--- EXERCISE REQUIREMENTS ---
Carry none of the pictures over; set down the material below exactly.

--- INFORMATION PROVIDED ---
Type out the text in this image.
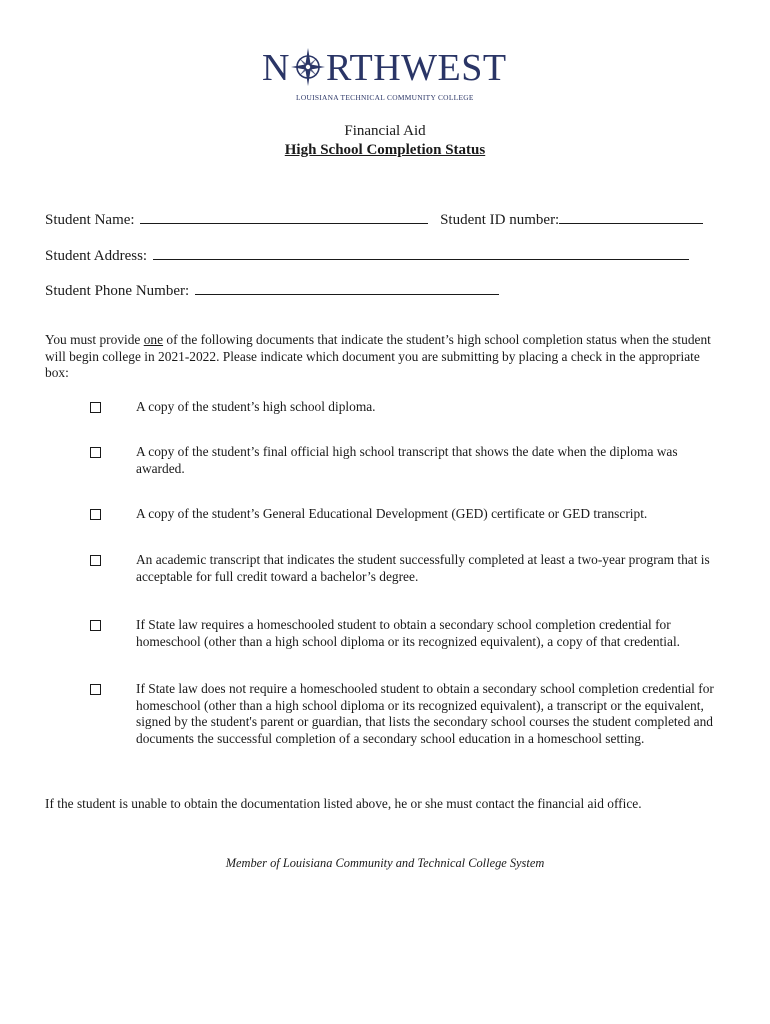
N RTHWEST
LOUISIANA TECHNICAL COMMUNITY COLLEGE
Financial Aid
High School Completion Status
Student Name:	Student ID number:
Student Address:
Student Phone Number:
You must provide one of the following documents that indicate the student’s high school completion status when the student will begin college in 2021-2022. Please indicate which document you are submitting by placing a check in the appropriate box:
A copy of the student’s high school diploma.
A copy of the student’s final official high school transcript that shows the date when the diploma was awarded.
A copy of the student’s General Educational Development (GED) certificate or GED transcript.
An academic transcript that indicates the student successfully completed at least a two-year program that is acceptable for full credit toward a bachelor’s degree.
If State law requires a homeschooled student to obtain a secondary school completion credential for homeschool (other than a high school diploma or its recognized equivalent), a copy of that credential.
If State law does not require a homeschooled student to obtain a secondary school completion credential for homeschool (other than a high school diploma or its recognized equivalent), a transcript or the equivalent, signed by the student's parent or guardian, that lists the secondary school courses the student completed and documents the successful completion of a secondary school education in a homeschool setting.
If the student is unable to obtain the documentation listed above, he or she must contact the financial aid office.
Member of Louisiana Community and Technical College System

--- IN RESPONSE ---
Type out the text in this image.
N RTHWEST
LOUISIANA TECHNICAL COMMUNITY COLLEGE
Financial Aid
High School Completion Status
Student Name:	Student ID number:
Student Address:
Student Phone Number:
You must provide one of the following documents that indicate the student’s high school completion status when the student will begin college in 2021-2022. Please indicate which document you are submitting by placing a check in the appropriate box:
A copy of the student’s high school diploma.
A copy of the student’s final official high school transcript that shows the date when the diploma was awarded.
A copy of the student’s General Educational Development (GED) certificate or GED transcript.
An academic transcript that indicates the student successfully completed at least a two-year program that is acceptable for full credit toward a bachelor’s degree.
If State law requires a homeschooled student to obtain a secondary school completion credential for homeschool (other than a high school diploma or its recognized equivalent), a copy of that credential.
If State law does not require a homeschooled student to obtain a secondary school completion credential for homeschool (other than a high school diploma or its recognized equivalent), a transcript or the equivalent, signed by the student's parent or guardian, that lists the secondary school courses the student completed and documents the successful completion of a secondary school education in a homeschool setting.
If the student is unable to obtain the documentation listed above, he or she must contact the financial aid office.
Member of Louisiana Community and Technical College System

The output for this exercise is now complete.